Your objective: The lines to be set down run from the line containing "OCR this image." through the final line of the data below; print them exactly and print nothing else.

** start of Information provided **

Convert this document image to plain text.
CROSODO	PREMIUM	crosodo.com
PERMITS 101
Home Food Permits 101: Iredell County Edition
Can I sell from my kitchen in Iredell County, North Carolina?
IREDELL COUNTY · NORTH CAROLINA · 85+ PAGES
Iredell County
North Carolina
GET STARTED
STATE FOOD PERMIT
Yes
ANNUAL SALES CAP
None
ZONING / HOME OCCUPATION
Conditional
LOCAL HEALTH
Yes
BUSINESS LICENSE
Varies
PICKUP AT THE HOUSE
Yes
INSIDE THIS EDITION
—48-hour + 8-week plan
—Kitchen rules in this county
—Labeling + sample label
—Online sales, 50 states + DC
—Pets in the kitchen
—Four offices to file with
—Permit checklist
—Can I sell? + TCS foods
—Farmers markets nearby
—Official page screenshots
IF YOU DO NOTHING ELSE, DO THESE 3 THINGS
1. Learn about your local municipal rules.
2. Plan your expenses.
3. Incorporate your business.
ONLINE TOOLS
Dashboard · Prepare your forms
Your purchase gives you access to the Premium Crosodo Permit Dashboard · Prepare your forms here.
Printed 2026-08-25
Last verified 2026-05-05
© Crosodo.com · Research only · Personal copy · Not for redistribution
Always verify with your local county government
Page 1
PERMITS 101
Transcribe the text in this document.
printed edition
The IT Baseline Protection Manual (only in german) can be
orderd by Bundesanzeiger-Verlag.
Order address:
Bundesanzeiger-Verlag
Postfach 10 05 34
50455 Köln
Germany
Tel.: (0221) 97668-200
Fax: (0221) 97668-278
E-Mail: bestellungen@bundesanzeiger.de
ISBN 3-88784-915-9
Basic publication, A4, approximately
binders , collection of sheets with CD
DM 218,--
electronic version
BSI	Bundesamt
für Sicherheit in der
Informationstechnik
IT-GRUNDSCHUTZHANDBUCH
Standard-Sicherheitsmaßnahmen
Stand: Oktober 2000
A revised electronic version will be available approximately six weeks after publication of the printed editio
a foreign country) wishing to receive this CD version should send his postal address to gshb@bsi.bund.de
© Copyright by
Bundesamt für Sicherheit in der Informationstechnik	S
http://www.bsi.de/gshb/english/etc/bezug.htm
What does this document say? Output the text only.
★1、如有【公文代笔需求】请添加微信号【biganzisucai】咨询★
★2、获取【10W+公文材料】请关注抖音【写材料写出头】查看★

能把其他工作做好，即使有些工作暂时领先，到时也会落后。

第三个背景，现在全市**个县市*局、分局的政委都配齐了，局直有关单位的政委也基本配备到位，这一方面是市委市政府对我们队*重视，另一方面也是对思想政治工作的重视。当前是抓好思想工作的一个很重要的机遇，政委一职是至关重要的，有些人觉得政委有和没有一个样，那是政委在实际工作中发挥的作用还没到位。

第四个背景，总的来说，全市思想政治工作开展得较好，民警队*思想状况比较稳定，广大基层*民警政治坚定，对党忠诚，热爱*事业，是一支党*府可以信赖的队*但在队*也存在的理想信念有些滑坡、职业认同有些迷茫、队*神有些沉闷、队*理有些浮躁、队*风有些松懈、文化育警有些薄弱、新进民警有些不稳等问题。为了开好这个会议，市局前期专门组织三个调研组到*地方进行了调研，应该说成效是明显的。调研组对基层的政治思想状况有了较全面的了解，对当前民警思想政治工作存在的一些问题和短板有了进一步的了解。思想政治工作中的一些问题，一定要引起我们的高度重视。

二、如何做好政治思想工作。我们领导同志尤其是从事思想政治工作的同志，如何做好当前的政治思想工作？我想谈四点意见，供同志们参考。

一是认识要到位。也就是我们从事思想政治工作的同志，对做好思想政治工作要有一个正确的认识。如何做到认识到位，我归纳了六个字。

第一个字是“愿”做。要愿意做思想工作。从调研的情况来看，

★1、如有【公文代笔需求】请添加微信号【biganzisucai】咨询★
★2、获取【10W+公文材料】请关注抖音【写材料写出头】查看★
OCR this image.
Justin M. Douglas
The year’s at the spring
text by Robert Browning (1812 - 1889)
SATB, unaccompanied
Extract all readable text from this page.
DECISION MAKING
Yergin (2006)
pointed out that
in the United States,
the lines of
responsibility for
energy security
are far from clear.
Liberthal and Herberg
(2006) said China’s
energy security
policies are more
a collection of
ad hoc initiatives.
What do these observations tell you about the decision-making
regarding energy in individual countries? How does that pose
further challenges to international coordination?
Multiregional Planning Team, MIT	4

** end of Information provided **

Response to this exercise:
OCR this image.
Justin M. Douglas
The year’s at the spring
text by Robert Browning (1812 - 1889)
SATB, unaccompanied
Extract all readable text from this page.
DECISION MAKING
Yergin (2006)
pointed out that
in the United States,
the lines of
responsibility for
energy security
are far from clear.
Liberthal and Herberg
(2006) said China’s
energy security
policies are more
a collection of
ad hoc initiatives.
What do these observations tell you about the decision-making
regarding energy in individual countries? How does that pose
further challenges to international coordination?
Multiregional Planning Team, MIT	4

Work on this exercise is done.